▶ _PASSAGE SHOWN_
Sunday, February 28, 2010

Fundamental Vs. Technical Trading



The Foreign Currencies past performance was undoubtedly been much a surprise to the traders when the GBP/USD and the EUR/USD made their dramatic follow through movement lower touching 1.5150 and 1.3450 respectively that led the EUR/GBP to move higher touching an inital high of 0.8972 before the closing of the week and month of Feb. 26.

Such correction on the closing were also expected as it has been a short trading hour after all the mix economic reports that came out for the week that still sustained the levels from the opening of the week for the US Dollar Index closing at 80.35 Not much have really change on the fundamental side of the equation as the highlights for the European currencies were focused on Germany and France's support for Greece financial crisis. These two major economic countries have taken a stronger stance as the after effects for the Euro is weighing in more on the EUR/USD and now rippling through the GBP/USD in spite of the better numbers from the reports coming out from the UK.
Although, the Major trend on the Major pairs are still down and would be quite difficult to pin point a possible reversal pattern. As the technicals showing its extreme numbers from the over pressured price movements in both directions, everyone is waiting for some signals that may be good for scalping opportunities for traders on the retail side. There has been a wait and see attitude since the closing numbers came. However, a noticeable scenario which some may or may not have noticed is the relationship of the Gold And USD same directional path that they have been taking and their both heading towards the high. On a day to day basis it would be identified, but the overall trend has been in line with each other.

▶ _DATASET EXCERPTS_

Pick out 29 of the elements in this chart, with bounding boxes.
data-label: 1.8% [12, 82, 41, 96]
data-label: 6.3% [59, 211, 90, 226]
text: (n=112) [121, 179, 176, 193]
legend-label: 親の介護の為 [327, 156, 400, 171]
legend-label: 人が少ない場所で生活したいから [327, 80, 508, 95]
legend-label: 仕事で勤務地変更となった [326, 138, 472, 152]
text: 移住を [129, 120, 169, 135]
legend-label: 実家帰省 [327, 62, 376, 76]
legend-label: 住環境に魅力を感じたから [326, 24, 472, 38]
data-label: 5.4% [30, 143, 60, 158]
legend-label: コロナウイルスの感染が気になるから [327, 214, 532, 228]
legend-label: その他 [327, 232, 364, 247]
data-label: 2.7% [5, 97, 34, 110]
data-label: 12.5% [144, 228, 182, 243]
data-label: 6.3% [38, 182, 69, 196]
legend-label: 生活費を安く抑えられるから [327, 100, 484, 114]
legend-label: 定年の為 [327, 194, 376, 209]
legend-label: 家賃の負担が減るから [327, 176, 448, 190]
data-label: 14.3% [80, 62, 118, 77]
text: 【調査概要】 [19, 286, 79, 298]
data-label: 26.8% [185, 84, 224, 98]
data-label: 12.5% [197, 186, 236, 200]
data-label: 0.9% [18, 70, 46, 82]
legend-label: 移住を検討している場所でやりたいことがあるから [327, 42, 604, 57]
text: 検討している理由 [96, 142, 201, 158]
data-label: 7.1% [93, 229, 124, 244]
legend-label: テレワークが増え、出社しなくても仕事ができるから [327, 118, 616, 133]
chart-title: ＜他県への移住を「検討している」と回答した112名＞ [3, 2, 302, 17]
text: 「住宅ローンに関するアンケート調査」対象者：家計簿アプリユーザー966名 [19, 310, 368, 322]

▶ _TASK DIRECTIONS_
Please continue the currency market commentary on fundamental versus technical trading, picking up after its final sentence.

▶ _EXERCISE ANSWER_
As far as value relationship is also concerned, the Japanese Yen's strength is also in line with the strength of the USD where the USD/JPY is at the 89.23 as of this writing with a low at 88.54 for the month. With the USDX at 80.35 with a high at 81.35. Combining the Technical tools and analysis as to where all the above currencies and gold prices may eventually show some clearer signals as to the directional trend and price reversal can take place.
For the time being , let us observe the price behavior based on the one page indicator that we normally apply to be able to find some signals from the analytics of the USD price settlement on a day to day basis. As long as no significant fundamental news reports that may come out we do maintain our stance with a US dollar corrective movement lower only to adjusts its technically driven chart areas just to leave some elbow room to continue its upward trend.
Good Luck and the Best for all your Trades!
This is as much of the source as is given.